■ Record list
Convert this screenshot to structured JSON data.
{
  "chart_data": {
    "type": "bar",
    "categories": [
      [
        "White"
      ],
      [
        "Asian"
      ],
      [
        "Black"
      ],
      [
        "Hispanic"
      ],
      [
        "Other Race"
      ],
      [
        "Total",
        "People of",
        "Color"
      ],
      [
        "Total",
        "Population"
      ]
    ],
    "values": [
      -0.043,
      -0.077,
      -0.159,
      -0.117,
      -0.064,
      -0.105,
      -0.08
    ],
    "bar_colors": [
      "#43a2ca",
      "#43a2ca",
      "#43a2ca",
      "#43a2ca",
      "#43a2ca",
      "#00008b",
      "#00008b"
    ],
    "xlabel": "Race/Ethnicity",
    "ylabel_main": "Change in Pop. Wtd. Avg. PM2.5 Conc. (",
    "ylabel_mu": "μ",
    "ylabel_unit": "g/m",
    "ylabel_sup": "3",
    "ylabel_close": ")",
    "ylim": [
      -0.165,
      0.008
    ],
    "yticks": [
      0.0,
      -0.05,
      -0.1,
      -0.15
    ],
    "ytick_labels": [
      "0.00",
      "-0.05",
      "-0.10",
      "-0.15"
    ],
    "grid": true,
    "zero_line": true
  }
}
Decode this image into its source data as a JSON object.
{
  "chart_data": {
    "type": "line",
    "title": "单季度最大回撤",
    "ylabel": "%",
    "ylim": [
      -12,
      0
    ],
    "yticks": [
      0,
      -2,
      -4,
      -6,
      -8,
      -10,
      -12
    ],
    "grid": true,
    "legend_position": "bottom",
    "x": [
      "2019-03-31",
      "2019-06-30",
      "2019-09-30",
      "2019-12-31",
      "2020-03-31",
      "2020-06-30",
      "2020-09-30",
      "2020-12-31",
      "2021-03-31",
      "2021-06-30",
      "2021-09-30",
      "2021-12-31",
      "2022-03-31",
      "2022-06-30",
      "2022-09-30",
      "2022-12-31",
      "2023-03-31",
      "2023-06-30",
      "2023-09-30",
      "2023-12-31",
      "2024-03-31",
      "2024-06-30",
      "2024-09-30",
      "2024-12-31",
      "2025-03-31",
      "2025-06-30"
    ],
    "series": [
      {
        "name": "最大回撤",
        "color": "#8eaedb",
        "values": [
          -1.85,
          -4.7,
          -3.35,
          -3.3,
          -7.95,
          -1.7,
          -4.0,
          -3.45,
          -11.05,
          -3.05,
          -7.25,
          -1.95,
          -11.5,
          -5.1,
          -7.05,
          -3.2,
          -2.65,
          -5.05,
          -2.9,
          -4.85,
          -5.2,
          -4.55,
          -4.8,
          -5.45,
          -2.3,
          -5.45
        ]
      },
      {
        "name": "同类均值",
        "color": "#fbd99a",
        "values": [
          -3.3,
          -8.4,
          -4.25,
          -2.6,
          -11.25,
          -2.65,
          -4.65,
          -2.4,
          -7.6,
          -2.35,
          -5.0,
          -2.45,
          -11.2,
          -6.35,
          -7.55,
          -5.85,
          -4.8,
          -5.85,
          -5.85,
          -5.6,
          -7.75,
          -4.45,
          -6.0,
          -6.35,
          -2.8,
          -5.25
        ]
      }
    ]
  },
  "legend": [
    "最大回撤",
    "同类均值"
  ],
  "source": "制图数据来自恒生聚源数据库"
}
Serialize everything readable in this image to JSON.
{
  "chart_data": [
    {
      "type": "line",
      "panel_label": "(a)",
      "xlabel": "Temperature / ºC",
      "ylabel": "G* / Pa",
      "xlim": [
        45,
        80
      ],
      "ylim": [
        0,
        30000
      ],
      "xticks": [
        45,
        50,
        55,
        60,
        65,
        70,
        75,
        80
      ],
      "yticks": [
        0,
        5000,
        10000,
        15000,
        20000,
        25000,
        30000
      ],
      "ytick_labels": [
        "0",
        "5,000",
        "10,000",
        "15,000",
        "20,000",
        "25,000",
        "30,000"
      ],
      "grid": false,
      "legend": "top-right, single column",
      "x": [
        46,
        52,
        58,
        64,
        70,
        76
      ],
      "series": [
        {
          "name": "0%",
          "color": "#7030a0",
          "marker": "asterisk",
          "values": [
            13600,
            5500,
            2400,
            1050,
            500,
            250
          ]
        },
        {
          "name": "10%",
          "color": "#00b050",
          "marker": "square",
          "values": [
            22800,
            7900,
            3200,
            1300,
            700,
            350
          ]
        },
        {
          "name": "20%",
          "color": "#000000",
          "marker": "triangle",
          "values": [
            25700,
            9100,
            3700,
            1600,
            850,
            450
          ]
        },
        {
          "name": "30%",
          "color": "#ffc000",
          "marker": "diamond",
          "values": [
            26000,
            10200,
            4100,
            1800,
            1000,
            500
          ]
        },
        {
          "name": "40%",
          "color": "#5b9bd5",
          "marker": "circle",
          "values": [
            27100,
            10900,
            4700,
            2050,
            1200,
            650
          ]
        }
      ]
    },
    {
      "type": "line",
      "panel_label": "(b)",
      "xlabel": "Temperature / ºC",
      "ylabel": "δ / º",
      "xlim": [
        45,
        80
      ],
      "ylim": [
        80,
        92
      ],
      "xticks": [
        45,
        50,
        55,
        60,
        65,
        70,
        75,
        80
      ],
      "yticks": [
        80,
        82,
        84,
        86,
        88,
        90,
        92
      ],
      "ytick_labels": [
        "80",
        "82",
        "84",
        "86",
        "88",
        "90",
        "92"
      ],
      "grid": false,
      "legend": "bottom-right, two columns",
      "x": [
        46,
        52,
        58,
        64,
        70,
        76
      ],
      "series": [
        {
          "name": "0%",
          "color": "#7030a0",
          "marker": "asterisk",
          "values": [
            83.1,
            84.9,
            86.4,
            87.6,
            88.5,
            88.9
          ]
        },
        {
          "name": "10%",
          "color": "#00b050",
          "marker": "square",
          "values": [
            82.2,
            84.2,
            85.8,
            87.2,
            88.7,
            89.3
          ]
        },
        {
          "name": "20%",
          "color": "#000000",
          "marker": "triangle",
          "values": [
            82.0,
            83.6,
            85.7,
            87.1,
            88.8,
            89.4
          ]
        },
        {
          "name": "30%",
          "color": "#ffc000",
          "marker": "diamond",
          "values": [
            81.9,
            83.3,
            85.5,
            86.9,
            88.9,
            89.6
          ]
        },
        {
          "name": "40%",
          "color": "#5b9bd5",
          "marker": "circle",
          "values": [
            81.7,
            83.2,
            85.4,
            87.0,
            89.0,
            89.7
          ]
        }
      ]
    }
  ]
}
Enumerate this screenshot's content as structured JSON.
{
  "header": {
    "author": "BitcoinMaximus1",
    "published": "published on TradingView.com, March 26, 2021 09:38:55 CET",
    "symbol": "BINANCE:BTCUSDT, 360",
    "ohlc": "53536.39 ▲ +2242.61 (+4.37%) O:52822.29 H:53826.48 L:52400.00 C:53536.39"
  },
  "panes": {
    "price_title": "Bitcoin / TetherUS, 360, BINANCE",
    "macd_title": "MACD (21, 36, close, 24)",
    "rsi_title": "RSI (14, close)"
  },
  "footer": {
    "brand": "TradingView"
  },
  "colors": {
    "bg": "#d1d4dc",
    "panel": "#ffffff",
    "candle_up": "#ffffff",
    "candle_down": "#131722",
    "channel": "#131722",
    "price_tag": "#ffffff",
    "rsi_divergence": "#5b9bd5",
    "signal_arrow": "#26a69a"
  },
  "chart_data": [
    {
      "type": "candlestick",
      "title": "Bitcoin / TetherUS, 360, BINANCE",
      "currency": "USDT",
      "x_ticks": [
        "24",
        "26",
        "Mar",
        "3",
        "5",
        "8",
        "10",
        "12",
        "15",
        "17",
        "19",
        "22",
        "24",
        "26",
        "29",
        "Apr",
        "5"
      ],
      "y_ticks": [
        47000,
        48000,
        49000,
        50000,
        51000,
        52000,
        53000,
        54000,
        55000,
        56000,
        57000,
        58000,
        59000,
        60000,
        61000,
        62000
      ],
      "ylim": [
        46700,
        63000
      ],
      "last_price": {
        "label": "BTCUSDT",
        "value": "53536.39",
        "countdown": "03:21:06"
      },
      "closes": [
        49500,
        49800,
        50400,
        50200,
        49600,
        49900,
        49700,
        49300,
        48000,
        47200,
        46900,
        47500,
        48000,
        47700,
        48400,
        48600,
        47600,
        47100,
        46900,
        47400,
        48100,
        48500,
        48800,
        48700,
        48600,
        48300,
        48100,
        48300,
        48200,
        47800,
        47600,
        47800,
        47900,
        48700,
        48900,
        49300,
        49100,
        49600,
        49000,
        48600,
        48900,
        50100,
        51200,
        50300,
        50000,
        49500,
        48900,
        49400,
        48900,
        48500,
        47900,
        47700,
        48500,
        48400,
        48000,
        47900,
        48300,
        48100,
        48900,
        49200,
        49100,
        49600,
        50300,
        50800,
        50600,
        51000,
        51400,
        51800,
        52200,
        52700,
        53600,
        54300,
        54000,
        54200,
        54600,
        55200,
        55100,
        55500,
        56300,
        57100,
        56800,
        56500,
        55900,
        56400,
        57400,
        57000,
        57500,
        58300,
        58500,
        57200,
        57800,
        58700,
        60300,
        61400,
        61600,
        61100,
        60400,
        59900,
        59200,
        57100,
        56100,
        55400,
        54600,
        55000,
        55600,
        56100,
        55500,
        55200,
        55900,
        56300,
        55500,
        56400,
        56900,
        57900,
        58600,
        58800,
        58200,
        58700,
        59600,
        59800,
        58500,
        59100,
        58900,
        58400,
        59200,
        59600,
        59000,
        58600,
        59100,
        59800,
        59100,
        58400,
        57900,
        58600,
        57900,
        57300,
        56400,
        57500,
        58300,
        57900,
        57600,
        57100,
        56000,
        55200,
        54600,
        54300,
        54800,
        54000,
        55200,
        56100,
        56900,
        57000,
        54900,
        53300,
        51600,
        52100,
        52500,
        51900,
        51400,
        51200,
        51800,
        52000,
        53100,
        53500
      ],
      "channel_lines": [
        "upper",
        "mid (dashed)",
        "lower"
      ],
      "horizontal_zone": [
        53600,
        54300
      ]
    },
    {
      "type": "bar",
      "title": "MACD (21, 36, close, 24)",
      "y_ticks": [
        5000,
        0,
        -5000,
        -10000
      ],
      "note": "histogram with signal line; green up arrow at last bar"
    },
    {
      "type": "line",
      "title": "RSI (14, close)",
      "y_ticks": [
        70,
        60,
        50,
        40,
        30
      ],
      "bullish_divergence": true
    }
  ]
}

■ What the task requires
Find the lines above holding the word "BTCUSDT" and show them.

■ Task output
    "symbol": "BINANCE:BTCUSDT, 360",
        "label": "BTCUSDT",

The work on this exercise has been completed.